> _Instruksi_:
Ambil bagian dari teks tentang Keraton Agung Sejagat di bawah, mulai dari "Utopis yang dimaksud" sampai dengan "romantisme kejayaan majapahit.", lalu salin persis tanpa mengubah satu kata pun.

> _Teks yang Diberikan_:
------------------------------------------------------------

Pertama, adalah konteks di mana kasus seperti ini terjadi, yaitu di Indonesia atau di luar negeri.
Fuji mengatakan, beberapa masyarakat menginginkan apa yang disebut dengan "bayangan ideal" masyarakat yang utopis dari kondisi faktual yang mereka alami.
Utopis yang dimaksud ialah khayalan di mana orang memimpikan suatu tata masyarakat dan tata politik yang hanya bagus dalam gambaran, tetapi sulit untuk diwujudkan.
Ini bisa menjelaskan kasus-kasus "micronations" (negara-negara mikro) di Eropa dan Amerika.
Sementara itu, untuk KAS yang berkonteks di Indonesia, maka ada dua sisi yang harus dilihat.
1. Siapa yang mendirikan
Klaim mengenai raja KAS itu hanya dilakukan sepihak oleh Toto Santoso saja.
Oleh sebab itu, kata Fuji, kita harus melihat terlebih dahulu biografi kriminalitas dari Toto. Apakah Toto pernah melakukan tindak kriminal dan bila ada, apa tindak kriminal tersebut?
2. Nilai "romantisme" majapahit
Mengklaim sebagai penerus Majapahit, Keraton Agung Sejagat merupakan bentuk romantisme kejayaan majapahit.

------------------------------------------------------------

> _Data yang Ditampilkan_:

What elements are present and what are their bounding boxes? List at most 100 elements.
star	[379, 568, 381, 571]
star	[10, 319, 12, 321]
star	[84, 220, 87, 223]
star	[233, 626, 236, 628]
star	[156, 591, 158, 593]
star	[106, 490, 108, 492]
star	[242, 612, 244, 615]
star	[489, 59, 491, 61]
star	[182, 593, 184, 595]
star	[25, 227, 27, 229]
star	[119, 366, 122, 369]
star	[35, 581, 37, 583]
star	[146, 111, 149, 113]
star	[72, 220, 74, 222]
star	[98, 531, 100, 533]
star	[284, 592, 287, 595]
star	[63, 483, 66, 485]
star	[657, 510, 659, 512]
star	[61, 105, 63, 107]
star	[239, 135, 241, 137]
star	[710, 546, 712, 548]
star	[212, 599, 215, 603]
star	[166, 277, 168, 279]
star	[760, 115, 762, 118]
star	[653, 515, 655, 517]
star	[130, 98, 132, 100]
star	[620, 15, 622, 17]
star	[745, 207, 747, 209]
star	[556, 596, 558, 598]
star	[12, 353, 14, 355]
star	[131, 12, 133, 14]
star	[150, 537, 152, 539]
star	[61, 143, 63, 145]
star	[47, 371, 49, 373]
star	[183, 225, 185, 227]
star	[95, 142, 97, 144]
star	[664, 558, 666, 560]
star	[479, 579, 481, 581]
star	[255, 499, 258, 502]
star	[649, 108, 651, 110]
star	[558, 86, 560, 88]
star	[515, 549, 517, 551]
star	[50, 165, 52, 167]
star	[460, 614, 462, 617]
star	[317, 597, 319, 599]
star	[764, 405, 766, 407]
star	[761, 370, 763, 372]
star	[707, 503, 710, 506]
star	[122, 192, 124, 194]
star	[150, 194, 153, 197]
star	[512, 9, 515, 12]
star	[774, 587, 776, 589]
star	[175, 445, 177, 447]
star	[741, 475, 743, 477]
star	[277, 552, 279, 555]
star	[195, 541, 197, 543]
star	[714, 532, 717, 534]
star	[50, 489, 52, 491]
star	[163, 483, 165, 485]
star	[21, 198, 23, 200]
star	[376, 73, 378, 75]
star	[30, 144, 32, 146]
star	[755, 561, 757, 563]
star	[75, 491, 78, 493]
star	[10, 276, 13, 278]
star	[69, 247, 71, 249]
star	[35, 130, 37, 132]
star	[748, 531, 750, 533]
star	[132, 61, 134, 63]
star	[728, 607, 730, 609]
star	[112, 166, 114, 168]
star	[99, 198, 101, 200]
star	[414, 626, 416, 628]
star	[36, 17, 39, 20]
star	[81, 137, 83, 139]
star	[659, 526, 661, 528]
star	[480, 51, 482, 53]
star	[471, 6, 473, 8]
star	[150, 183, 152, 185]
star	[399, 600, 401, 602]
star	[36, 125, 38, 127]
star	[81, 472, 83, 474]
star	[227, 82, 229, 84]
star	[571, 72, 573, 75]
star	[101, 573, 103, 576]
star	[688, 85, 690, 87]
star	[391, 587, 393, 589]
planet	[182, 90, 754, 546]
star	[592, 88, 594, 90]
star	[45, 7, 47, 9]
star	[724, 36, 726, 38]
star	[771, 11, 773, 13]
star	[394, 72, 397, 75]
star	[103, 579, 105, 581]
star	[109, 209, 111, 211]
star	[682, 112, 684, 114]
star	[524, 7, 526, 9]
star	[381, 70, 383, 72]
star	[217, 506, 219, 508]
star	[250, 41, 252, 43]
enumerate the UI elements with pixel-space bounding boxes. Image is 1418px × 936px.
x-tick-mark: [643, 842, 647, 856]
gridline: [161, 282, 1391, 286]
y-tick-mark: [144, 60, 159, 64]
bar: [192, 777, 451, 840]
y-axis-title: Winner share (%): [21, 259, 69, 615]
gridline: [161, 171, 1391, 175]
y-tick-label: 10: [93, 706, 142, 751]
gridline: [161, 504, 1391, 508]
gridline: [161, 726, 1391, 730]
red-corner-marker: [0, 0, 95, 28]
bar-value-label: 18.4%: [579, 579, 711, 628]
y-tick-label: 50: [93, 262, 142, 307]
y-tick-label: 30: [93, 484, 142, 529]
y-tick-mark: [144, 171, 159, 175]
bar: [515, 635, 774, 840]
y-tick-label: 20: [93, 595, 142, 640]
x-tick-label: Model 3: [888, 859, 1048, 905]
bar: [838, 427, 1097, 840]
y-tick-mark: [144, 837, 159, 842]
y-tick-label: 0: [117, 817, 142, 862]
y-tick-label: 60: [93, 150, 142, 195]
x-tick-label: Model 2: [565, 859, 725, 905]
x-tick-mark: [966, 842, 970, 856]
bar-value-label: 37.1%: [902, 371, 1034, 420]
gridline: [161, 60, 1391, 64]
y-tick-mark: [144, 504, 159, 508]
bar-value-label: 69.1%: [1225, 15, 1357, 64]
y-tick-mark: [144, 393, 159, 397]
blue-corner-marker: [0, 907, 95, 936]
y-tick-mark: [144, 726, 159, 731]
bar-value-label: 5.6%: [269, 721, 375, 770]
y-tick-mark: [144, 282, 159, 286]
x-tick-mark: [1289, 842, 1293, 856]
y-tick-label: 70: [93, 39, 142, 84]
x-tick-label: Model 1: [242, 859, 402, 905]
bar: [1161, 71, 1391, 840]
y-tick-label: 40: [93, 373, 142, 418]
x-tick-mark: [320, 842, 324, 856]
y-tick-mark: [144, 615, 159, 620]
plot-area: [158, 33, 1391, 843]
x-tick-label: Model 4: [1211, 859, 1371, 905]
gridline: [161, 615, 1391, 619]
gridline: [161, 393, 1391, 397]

------------------------------------------------------------

> _Jawaban Tertulis_:
Utopis yang dimaksud ialah khayalan di mana orang memimpikan suatu tata masyarakat dan tata politik yang hanya bagus dalam gambaran, tetapi sulit untuk diwujudkan.
Ini bisa menjelaskan kasus-kasus "micronations" (negara-negara mikro) di Eropa dan Amerika.
Sementara itu, untuk KAS yang berkonteks di Indonesia, maka ada dua sisi yang harus dilihat.
1. Siapa yang mendirikan
Klaim mengenai raja KAS itu hanya dilakukan sepihak oleh Toto Santoso saja.
Oleh sebab itu, kata Fuji, kita harus melihat terlebih dahulu biografi kriminalitas dari Toto. Apakah Toto pernah melakukan tindak kriminal dan bila ada, apa tindak kriminal tersebut?
2. Nilai "romantisme" majapahit
Mengklaim sebagai penerus Majapahit, Keraton Agung Sejagat merupakan bentuk romantisme kejayaan majapahit.